Fixing VMware Horizon disk latency and other resource issues
When users in a VMware Horizon environment run into performance issues, IT should look into the resource consumption, including disk CPU, to find the root cause and address it.
VDI resource usage is very different from other infrastructure-related workloads such as email servers or database servers, so VDI administrators must take extra care when managing resources such as RAM and storage on virtual disks.
The mix of user types and applications that workers access within a VDI environment, such as VMware Horizon, make resource usage less predictable with VDI. In addition, the VDI-mix for IOPS is different from other workloads -- the percentage of writes from Windows virtual desktops is much higher than most server workloads, ranging from 20/80 to 30/70 read-write-ratio.
Therefore, IT must size the storage platform for those types of workloads. Proper planning can help provide for a good user experience. When VMware Horizon admins plan for storage, there are two areas they need to cover: capacity planning and performance planning.
Capacity planning for virtual storage in VMware Horizon
Capacity planning is usually a relatively easy task for IT admins to handle. They should multiply the number of desktops by the number of gigabytes needed per desktop -- this will provide a reasonable estimate of the total capacity required.
With this formula, Horizon admins should also include the swap space per machine, operational overhead factoring in snapshots and provisioning, and some room for future growth and scale. It also depends on the type of desktops: full clones, which are equal to the size of the original virtual machine, or linked clones and instant clones, which only store the delta per virtual machine. Whatever the VMware clone type, IT admins can follow the relatively simple formula with a predictable total capacity. Additionally, if a VMware Horizon environment is short on disk space, increasing the total capacity is usually simple.
However, it isn't as easy to change a storage platform based on its fit with an organization's performance profile. Therefore, this step requires long-term planning and an approach that factors future and present business goals. This process starts with understanding all the relevant workloads. IT cannot simply look up the number of IOPS needed per desktop in a table and then multiply it with the number of desktops. The capacity needs also depend on how homogeneous the user base is.
A typical task worker using an email application and a browser for web-based applications might require only 10-30 IOPS, but someone using the full office suite of applications, graphical design and other business applications may need up to 100 IOPS. The only way to find out is to measure the performance of desktops when actual users are performing their normal day-to-day tasks.

☆ ☆ ☆ ☆ ☆

### WRITTEN TASKS
a: According to the Horizon storage article, how many IOPS might a typical task worker using an email application and a browser require?
b: Decide whether each statement agrees with the Horizon storage article: (i) Capacity planning is usually a relatively hard task for IT admins. (ii) Full clones are equal to the size of the original virtual machine. (iii) The percentage of writes from Windows virtual desktops is lower than in most server workloads.
c: Rewrite the passage of the Horizon storage article starting at "Fixing VMware Horizon" and ending at "and address it.", substituting "slowdowns" for "performance issues".
The lines after this note have no connection to the Horizon storage article.

☆ ☆ ☆ ☆ ☆

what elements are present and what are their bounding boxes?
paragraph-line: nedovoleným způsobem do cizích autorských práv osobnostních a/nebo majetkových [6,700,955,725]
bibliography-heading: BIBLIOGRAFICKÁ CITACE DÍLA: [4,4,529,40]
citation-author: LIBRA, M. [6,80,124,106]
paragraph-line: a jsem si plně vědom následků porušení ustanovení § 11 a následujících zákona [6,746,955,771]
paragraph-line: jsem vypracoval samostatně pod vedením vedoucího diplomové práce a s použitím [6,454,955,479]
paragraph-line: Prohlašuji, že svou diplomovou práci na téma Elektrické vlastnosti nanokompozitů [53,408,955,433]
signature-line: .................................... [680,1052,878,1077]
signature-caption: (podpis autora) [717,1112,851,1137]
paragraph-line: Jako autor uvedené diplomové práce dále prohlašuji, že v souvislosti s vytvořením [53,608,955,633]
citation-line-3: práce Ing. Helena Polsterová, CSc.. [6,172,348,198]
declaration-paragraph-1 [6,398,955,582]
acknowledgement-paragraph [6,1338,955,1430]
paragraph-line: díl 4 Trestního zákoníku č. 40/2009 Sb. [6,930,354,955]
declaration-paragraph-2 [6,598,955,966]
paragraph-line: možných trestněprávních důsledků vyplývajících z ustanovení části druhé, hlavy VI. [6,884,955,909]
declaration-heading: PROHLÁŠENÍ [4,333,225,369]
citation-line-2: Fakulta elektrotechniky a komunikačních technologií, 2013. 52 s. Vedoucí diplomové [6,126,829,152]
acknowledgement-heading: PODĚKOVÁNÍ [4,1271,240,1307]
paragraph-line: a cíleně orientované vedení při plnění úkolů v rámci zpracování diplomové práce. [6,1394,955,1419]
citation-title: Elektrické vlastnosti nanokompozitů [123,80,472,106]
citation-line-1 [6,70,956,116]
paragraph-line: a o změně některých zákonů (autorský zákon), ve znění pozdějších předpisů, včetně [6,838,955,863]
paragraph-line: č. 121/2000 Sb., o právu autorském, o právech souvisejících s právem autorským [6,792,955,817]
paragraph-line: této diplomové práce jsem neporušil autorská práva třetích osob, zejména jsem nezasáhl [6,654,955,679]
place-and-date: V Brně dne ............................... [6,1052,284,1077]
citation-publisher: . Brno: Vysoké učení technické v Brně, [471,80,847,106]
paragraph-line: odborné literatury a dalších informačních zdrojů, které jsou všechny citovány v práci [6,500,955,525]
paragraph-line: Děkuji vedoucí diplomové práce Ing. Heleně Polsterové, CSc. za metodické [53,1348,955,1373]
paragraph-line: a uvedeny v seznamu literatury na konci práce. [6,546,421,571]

☆ ☆ ☆ ☆ ☆

### EXERCISE RESPONSES
a: Only 10-30 IOPS.

b:
(i) No: "Capacity planning is usually a relatively easy task for IT admins to handle."
(ii) Yes: "full clones, which are equal to the size of the original virtual machine"
(iii) No: "the percentage of writes from Windows virtual desktops is much higher than most server workloads"

c:
Fixing VMware Horizon disk latency and other resource issues
When users in a VMware Horizon environment run into slowdowns, IT should look into the resource consumption, including disk CPU, to find the root cause and address it.